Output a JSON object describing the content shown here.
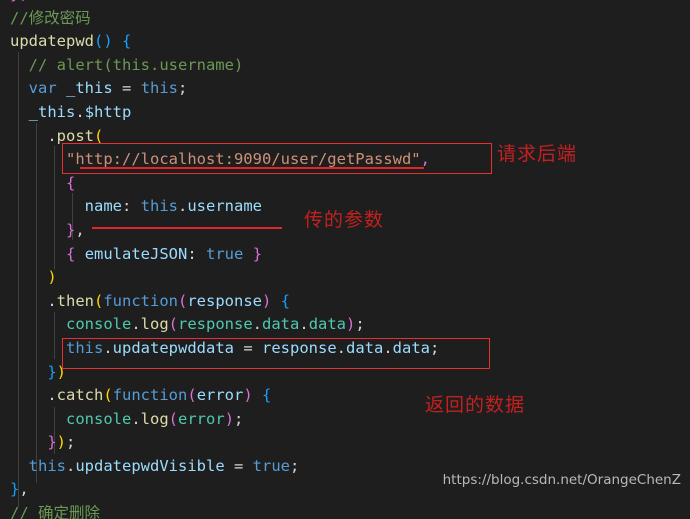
{
  "editor": {
    "background": "#1e1e1e",
    "foreground": "#d4d4d4",
    "language": "javascript"
  },
  "code_lines": [
    {
      "id": "l0",
      "text": "})"
    },
    {
      "id": "l1",
      "text": "//修改密码"
    },
    {
      "id": "l2",
      "text": "updatepwd() {"
    },
    {
      "id": "l3",
      "text": "  // alert(this.username)"
    },
    {
      "id": "l4",
      "text": "  var _this = this;"
    },
    {
      "id": "l5",
      "text": "  _this.$http"
    },
    {
      "id": "l6",
      "text": "    .post("
    },
    {
      "id": "l7",
      "text": "      \"http://localhost:9090/user/getPasswd\","
    },
    {
      "id": "l8",
      "text": "      {"
    },
    {
      "id": "l9",
      "text": "        name: this.username"
    },
    {
      "id": "l10",
      "text": "      },"
    },
    {
      "id": "l11",
      "text": "      { emulateJSON: true }"
    },
    {
      "id": "l12",
      "text": "    )"
    },
    {
      "id": "l13",
      "text": "    .then(function(response) {"
    },
    {
      "id": "l14",
      "text": "      console.log(response.data.data);"
    },
    {
      "id": "l15",
      "text": "      this.updatepwddata = response.data.data;"
    },
    {
      "id": "l16",
      "text": "    })"
    },
    {
      "id": "l17",
      "text": "    .catch(function(error) {"
    },
    {
      "id": "l18",
      "text": "      console.log(error);"
    },
    {
      "id": "l19",
      "text": "    });"
    },
    {
      "id": "l20",
      "text": "  this.updatepwdVisible = true;"
    },
    {
      "id": "l21",
      "text": "},"
    },
    {
      "id": "l22",
      "text": "// 确定删除"
    }
  ],
  "annotations": {
    "box_url_label": "请求后端",
    "underline_param_label": "传的参数",
    "box_response_label": "返回的数据",
    "color": "#c42020",
    "box_color": "#e83030"
  },
  "watermark": {
    "text": "https://blog.csdn.net/OrangeChenZ"
  },
  "tokens": {
    "l0": [
      [
        "b2",
        "})"
      ]
    ],
    "l1": [
      [
        "cmt",
        "//修改密码"
      ]
    ],
    "l2": [
      [
        "fn",
        "updatepwd"
      ],
      [
        "b3",
        "()"
      ],
      [
        "plain",
        " "
      ],
      [
        "b3",
        "{"
      ]
    ],
    "l3": [
      [
        "plain",
        "  "
      ],
      [
        "cmt",
        "// alert(this.username)"
      ]
    ],
    "l4": [
      [
        "plain",
        "  "
      ],
      [
        "kw",
        "var"
      ],
      [
        "plain",
        " "
      ],
      [
        "var",
        "_this"
      ],
      [
        "plain",
        " = "
      ],
      [
        "kw",
        "this"
      ],
      [
        "plain",
        ";"
      ]
    ],
    "l5": [
      [
        "plain",
        "  "
      ],
      [
        "var",
        "_this"
      ],
      [
        "plain",
        "."
      ],
      [
        "var",
        "$http"
      ]
    ],
    "l6": [
      [
        "plain",
        "    ."
      ],
      [
        "fn",
        "post"
      ],
      [
        "b1",
        "("
      ]
    ],
    "l7": [
      [
        "plain",
        "      "
      ],
      [
        "str",
        "\"http://localhost:9090/user/getPasswd\""
      ],
      [
        "b2",
        ","
      ]
    ],
    "l8": [
      [
        "plain",
        "      "
      ],
      [
        "b2",
        "{"
      ]
    ],
    "l9": [
      [
        "plain",
        "        "
      ],
      [
        "var",
        "name"
      ],
      [
        "plain",
        ": "
      ],
      [
        "kw",
        "this"
      ],
      [
        "plain",
        "."
      ],
      [
        "var",
        "username"
      ]
    ],
    "l10": [
      [
        "plain",
        "      "
      ],
      [
        "b2",
        "}"
      ],
      [
        "plain",
        ","
      ]
    ],
    "l11": [
      [
        "plain",
        "      "
      ],
      [
        "b2",
        "{"
      ],
      [
        "plain",
        " "
      ],
      [
        "var",
        "emulateJSON"
      ],
      [
        "plain",
        ": "
      ],
      [
        "kw",
        "true"
      ],
      [
        "plain",
        " "
      ],
      [
        "b2",
        "}"
      ]
    ],
    "l12": [
      [
        "plain",
        "    "
      ],
      [
        "b1",
        ")"
      ]
    ],
    "l13": [
      [
        "plain",
        "    ."
      ],
      [
        "fn",
        "then"
      ],
      [
        "b1",
        "("
      ],
      [
        "kw",
        "function"
      ],
      [
        "b2",
        "("
      ],
      [
        "var",
        "response"
      ],
      [
        "b2",
        ")"
      ],
      [
        "plain",
        " "
      ],
      [
        "b3",
        "{"
      ]
    ],
    "l14": [
      [
        "plain",
        "      "
      ],
      [
        "teal",
        "console"
      ],
      [
        "plain",
        "."
      ],
      [
        "fn",
        "log"
      ],
      [
        "b2",
        "("
      ],
      [
        "teal",
        "response"
      ],
      [
        "plain",
        "."
      ],
      [
        "teal",
        "data"
      ],
      [
        "plain",
        "."
      ],
      [
        "teal",
        "data"
      ],
      [
        "b2",
        ")"
      ],
      [
        "plain",
        ";"
      ]
    ],
    "l15": [
      [
        "plain",
        "      "
      ],
      [
        "kw",
        "this"
      ],
      [
        "plain",
        "."
      ],
      [
        "var",
        "updatepwddata"
      ],
      [
        "plain",
        " = "
      ],
      [
        "var",
        "response"
      ],
      [
        "plain",
        "."
      ],
      [
        "var",
        "data"
      ],
      [
        "plain",
        "."
      ],
      [
        "var",
        "data"
      ],
      [
        "plain",
        ";"
      ]
    ],
    "l16": [
      [
        "plain",
        "    "
      ],
      [
        "b3",
        "}"
      ],
      [
        "b1",
        ")"
      ]
    ],
    "l17": [
      [
        "plain",
        "    ."
      ],
      [
        "fn",
        "catch"
      ],
      [
        "b1",
        "("
      ],
      [
        "kw",
        "function"
      ],
      [
        "b2",
        "("
      ],
      [
        "var",
        "error"
      ],
      [
        "b2",
        ")"
      ],
      [
        "plain",
        " "
      ],
      [
        "b3",
        "{"
      ]
    ],
    "l18": [
      [
        "plain",
        "      "
      ],
      [
        "teal",
        "console"
      ],
      [
        "plain",
        "."
      ],
      [
        "fn",
        "log"
      ],
      [
        "b2",
        "("
      ],
      [
        "teal",
        "error"
      ],
      [
        "b2",
        ")"
      ],
      [
        "plain",
        ";"
      ]
    ],
    "l19": [
      [
        "plain",
        "    "
      ],
      [
        "b2",
        "}"
      ],
      [
        "b1",
        ")"
      ],
      [
        "plain",
        ";"
      ]
    ],
    "l20": [
      [
        "plain",
        "  "
      ],
      [
        "kw",
        "this"
      ],
      [
        "plain",
        "."
      ],
      [
        "var",
        "updatepwdVisible"
      ],
      [
        "plain",
        " = "
      ],
      [
        "kw",
        "true"
      ],
      [
        "plain",
        ";"
      ]
    ],
    "l21": [
      [
        "b3",
        "}"
      ],
      [
        "plain",
        ","
      ]
    ],
    "l22": [
      [
        "cmt",
        "// 确定删除"
      ]
    ]
  }
}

------------------------------------------------

## [EXERCISE OBJECTIVE]
Can you retype every record above exactly, leaving out the pictures?

## [FULL ANSWER]
Output a JSON object describing the content shown here.
{
  "editor": {
    "background": "#1e1e1e",
    "foreground": "#d4d4d4",
    "language": "javascript"
  },
  "code_lines": [
    {
      "id": "l0",
      "text": "})"
    },
    {
      "id": "l1",
      "text": "//修改密码"
    },
    {
      "id": "l2",
      "text": "updatepwd() {"
    },
    {
      "id": "l3",
      "text": "  // alert(this.username)"
    },
    {
      "id": "l4",
      "text": "  var _this = this;"
    },
    {
      "id": "l5",
      "text": "  _this.$http"
    },
    {
      "id": "l6",
      "text": "    .post("
    },
    {
      "id": "l7",
      "text": "      \"http://localhost:9090/user/getPasswd\","
    },
    {
      "id": "l8",
      "text": "      {"
    },
    {
      "id": "l9",
      "text": "        name: this.username"
    },
    {
      "id": "l10",
      "text": "      },"
    },
    {
      "id": "l11",
      "text": "      { emulateJSON: true }"
    },
    {
      "id": "l12",
      "text": "    )"
    },
    {
      "id": "l13",
      "text": "    .then(function(response) {"
    },
    {
      "id": "l14",
      "text": "      console.log(response.data.data);"
    },
    {
      "id": "l15",
      "text": "      this.updatepwddata = response.data.data;"
    },
    {
      "id": "l16",
      "text": "    })"
    },
    {
      "id": "l17",
      "text": "    .catch(function(error) {"
    },
    {
      "id": "l18",
      "text": "      console.log(error);"
    },
    {
      "id": "l19",
      "text": "    });"
    },
    {
      "id": "l20",
      "text": "  this.updatepwdVisible = true;"
    },
    {
      "id": "l21",
      "text": "},"
    },
    {
      "id": "l22",
      "text": "// 确定删除"
    }
  ],
  "annotations": {
    "box_url_label": "请求后端",
    "underline_param_label": "传的参数",
    "box_response_label": "返回的数据",
    "color": "#c42020",
    "box_color": "#e83030"
  },
  "watermark": {
    "text": "https://blog.csdn.net/OrangeChenZ"
  },
  "tokens": {
    "l0": [
      [
        "b2",
        "})"
      ]
    ],
    "l1": [
      [
        "cmt",
        "//修改密码"
      ]
    ],
    "l2": [
      [
        "fn",
        "updatepwd"
      ],
      [
        "b3",
        "()"
      ],
      [
        "plain",
        " "
      ],
      [
        "b3",
        "{"
      ]
    ],
    "l3": [
      [
        "plain",
        "  "
      ],
      [
        "cmt",
        "// alert(this.username)"
      ]
    ],
    "l4": [
      [
        "plain",
        "  "
      ],
      [
        "kw",
        "var"
      ],
      [
        "plain",
        " "
      ],
      [
        "var",
        "_this"
      ],
      [
        "plain",
        " = "
      ],
      [
        "kw",
        "this"
      ],
      [
        "plain",
        ";"
      ]
    ],
    "l5": [
      [
        "plain",
        "  "
      ],
      [
        "var",
        "_this"
      ],
      [
        "plain",
        "."
      ],
      [
        "var",
        "$http"
      ]
    ],
    "l6": [
      [
        "plain",
        "    ."
      ],
      [
        "fn",
        "post"
      ],
      [
        "b1",
        "("
      ]
    ],
    "l7": [
      [
        "plain",
        "      "
      ],
      [
        "str",
        "\"http://localhost:9090/user/getPasswd\""
      ],
      [
        "b2",
        ","
      ]
    ],
    "l8": [
      [
        "plain",
        "      "
      ],
      [
        "b2",
        "{"
      ]
    ],
    "l9": [
      [
        "plain",
        "        "
      ],
      [
        "var",
        "name"
      ],
      [
        "plain",
        ": "
      ],
      [
        "kw",
        "this"
      ],
      [
        "plain",
        "."
      ],
      [
        "var",
        "username"
      ]
    ],
    "l10": [
      [
        "plain",
        "      "
      ],
      [
        "b2",
        "}"
      ],
      [
        "plain",
        ","
      ]
    ],
    "l11": [
      [
        "plain",
        "      "
      ],
      [
        "b2",
        "{"
      ],
      [
        "plain",
        " "
      ],
      [
        "var",
        "emulateJSON"
      ],
      [
        "plain",
        ": "
      ],
      [
        "kw",
        "true"
      ],
      [
        "plain",
        " "
      ],
      [
        "b2",
        "}"
      ]
    ],
    "l12": [
      [
        "plain",
        "    "
      ],
      [
        "b1",
        ")"
      ]
    ],
    "l13": [
      [
        "plain",
        "    ."
      ],
      [
        "fn",
        "then"
      ],
      [
        "b1",
        "("
      ],
      [
        "kw",
        "function"
      ],
      [
        "b2",
        "("
      ],
      [
        "var",
        "response"
      ],
      [
        "b2",
        ")"
      ],
      [
        "plain",
        " "
      ],
      [
        "b3",
        "{"
      ]
    ],
    "l14": [
      [
        "plain",
        "      "
      ],
      [
        "teal",
        "console"
      ],
      [
        "plain",
        "."
      ],
      [
        "fn",
        "log"
      ],
      [
        "b2",
        "("
      ],
      [
        "teal",
        "response"
      ],
      [
        "plain",
        "."
      ],
      [
        "teal",
        "data"
      ],
      [
        "plain",
        "."
      ],
      [
        "teal",
        "data"
      ],
      [
        "b2",
        ")"
      ],
      [
        "plain",
        ";"
      ]
    ],
    "l15": [
      [
        "plain",
        "      "
      ],
      [
        "kw",
        "this"
      ],
      [
        "plain",
        "."
      ],
      [
        "var",
        "updatepwddata"
      ],
      [
        "plain",
        " = "
      ],
      [
        "var",
        "response"
      ],
      [
        "plain",
        "."
      ],
      [
        "var",
        "data"
      ],
      [
        "plain",
        "."
      ],
      [
        "var",
        "data"
      ],
      [
        "plain",
        ";"
      ]
    ],
    "l16": [
      [
        "plain",
        "    "
      ],
      [
        "b3",
        "}"
      ],
      [
        "b1",
        ")"
      ]
    ],
    "l17": [
      [
        "plain",
        "    ."
      ],
      [
        "fn",
        "catch"
      ],
      [
        "b1",
        "("
      ],
      [
        "kw",
        "function"
      ],
      [
        "b2",
        "("
      ],
      [
        "var",
        "error"
      ],
      [
        "b2",
        ")"
      ],
      [
        "plain",
        " "
      ],
      [
        "b3",
        "{"
      ]
    ],
    "l18": [
      [
        "plain",
        "      "
      ],
      [
        "teal",
        "console"
      ],
      [
        "plain",
        "."
      ],
      [
        "fn",
        "log"
      ],
      [
        "b2",
        "("
      ],
      [
        "teal",
        "error"
      ],
      [
        "b2",
        ")"
      ],
      [
        "plain",
        ";"
      ]
    ],
    "l19": [
      [
        "plain",
        "    "
      ],
      [
        "b2",
        "}"
      ],
      [
        "b1",
        ")"
      ],
      [
        "plain",
        ";"
      ]
    ],
    "l20": [
      [
        "plain",
        "  "
      ],
      [
        "kw",
        "this"
      ],
      [
        "plain",
        "."
      ],
      [
        "var",
        "updatepwdVisible"
      ],
      [
        "plain",
        " = "
      ],
      [
        "kw",
        "true"
      ],
      [
        "plain",
        ";"
      ]
    ],
    "l21": [
      [
        "b3",
        "}"
      ],
      [
        "plain",
        ","
      ]
    ],
    "l22": [
      [
        "cmt",
        "// 确定删除"
      ]
    ]
  }
}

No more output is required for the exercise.